> _Given instruction_
Count every line that has the word "grandi" in it; give no more than the number.

[Dataset records]

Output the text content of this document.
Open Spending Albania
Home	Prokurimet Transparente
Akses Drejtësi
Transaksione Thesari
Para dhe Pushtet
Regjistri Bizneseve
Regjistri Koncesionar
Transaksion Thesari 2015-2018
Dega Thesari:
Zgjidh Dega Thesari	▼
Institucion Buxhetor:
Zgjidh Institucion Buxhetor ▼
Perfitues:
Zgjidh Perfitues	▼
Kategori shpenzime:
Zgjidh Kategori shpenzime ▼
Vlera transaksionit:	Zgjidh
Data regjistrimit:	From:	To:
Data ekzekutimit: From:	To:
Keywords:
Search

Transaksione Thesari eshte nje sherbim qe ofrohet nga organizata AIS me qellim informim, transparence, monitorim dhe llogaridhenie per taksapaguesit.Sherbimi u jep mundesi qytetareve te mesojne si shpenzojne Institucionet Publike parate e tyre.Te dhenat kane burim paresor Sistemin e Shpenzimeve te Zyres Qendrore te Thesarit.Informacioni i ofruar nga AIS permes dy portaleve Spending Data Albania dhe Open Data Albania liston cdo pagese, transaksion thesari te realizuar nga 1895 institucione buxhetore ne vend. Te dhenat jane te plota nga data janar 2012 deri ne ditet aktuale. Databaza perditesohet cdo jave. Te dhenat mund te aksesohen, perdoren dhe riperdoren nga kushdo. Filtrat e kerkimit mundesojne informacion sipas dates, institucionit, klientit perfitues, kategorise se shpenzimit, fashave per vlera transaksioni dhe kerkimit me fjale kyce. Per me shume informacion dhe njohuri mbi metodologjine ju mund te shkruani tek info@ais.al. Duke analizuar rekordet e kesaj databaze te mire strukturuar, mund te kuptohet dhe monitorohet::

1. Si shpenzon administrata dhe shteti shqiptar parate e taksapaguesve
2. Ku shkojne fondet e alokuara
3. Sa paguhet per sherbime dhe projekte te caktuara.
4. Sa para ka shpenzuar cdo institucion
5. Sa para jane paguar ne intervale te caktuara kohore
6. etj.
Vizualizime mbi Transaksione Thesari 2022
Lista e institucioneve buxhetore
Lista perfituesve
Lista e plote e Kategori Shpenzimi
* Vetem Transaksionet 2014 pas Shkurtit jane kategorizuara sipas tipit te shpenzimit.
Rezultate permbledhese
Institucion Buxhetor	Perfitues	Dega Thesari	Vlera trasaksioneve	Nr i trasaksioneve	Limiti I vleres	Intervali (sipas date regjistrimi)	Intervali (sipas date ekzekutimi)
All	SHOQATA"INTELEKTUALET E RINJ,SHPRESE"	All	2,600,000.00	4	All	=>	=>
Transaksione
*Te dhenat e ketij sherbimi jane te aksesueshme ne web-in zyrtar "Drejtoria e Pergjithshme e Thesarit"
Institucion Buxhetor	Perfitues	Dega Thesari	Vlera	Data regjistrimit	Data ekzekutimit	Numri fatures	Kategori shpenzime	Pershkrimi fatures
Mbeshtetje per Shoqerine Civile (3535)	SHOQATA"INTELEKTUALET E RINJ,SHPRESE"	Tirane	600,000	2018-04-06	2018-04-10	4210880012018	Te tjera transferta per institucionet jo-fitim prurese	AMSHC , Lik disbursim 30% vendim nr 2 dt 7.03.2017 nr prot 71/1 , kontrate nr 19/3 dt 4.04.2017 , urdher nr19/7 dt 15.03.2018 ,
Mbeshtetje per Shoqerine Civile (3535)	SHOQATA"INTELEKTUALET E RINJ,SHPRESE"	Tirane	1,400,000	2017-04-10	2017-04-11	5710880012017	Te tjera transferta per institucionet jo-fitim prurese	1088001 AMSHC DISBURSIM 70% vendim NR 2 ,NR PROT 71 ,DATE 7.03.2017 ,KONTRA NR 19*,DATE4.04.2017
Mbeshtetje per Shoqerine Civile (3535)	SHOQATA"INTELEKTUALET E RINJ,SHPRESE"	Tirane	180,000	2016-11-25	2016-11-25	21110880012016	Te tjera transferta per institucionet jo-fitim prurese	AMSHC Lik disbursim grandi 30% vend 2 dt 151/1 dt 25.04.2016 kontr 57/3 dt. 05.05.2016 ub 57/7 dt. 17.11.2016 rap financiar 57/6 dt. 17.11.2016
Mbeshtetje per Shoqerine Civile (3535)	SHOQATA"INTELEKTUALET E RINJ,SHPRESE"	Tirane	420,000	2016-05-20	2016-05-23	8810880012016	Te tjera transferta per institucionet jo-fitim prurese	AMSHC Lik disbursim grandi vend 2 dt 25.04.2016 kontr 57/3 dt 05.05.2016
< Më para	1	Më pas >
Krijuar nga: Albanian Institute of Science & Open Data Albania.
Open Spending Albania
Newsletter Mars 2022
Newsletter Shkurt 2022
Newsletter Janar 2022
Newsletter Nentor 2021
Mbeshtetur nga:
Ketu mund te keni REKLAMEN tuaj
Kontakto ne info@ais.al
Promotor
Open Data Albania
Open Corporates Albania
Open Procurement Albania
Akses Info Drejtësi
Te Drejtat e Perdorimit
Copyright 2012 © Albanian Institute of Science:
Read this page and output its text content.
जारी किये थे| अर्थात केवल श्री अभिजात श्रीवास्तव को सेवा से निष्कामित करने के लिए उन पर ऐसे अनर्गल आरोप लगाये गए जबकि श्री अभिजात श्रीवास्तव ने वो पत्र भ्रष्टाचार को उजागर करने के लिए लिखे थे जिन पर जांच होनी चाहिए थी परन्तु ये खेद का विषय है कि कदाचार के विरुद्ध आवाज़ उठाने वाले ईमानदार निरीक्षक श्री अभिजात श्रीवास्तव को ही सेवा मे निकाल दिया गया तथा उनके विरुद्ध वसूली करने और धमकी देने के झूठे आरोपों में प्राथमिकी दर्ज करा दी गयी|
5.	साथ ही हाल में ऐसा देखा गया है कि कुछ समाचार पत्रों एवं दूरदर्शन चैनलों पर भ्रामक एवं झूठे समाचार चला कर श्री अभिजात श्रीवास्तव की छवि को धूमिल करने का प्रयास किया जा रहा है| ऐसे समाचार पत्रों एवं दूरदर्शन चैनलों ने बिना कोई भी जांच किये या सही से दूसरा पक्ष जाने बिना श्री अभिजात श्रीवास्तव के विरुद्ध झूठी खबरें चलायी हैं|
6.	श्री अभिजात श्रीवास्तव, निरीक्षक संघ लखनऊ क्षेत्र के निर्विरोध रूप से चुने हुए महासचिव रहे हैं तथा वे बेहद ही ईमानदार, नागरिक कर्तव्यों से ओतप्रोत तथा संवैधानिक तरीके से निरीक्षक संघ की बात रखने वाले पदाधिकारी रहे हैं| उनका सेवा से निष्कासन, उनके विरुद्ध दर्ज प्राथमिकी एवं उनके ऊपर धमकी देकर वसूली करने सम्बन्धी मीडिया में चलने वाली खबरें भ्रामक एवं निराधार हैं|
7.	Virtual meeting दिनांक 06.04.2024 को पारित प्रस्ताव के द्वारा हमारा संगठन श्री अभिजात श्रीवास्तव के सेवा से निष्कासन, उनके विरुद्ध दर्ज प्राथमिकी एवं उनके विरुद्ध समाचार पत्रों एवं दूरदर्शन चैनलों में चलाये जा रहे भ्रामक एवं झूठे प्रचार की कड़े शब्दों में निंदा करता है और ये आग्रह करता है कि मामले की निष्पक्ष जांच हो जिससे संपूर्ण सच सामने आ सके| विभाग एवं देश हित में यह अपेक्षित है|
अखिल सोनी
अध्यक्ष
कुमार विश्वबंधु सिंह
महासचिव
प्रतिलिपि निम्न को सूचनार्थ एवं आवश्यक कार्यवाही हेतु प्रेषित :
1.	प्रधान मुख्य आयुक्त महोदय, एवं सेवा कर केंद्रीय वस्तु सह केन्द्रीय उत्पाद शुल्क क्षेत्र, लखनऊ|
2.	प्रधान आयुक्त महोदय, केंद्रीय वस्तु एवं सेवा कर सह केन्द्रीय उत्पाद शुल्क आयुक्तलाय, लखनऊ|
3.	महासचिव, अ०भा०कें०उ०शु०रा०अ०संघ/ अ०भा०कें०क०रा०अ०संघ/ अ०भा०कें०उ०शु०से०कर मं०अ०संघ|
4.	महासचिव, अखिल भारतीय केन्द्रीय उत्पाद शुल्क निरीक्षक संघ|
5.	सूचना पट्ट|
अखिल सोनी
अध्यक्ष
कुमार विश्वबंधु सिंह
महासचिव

> _Written reply_
2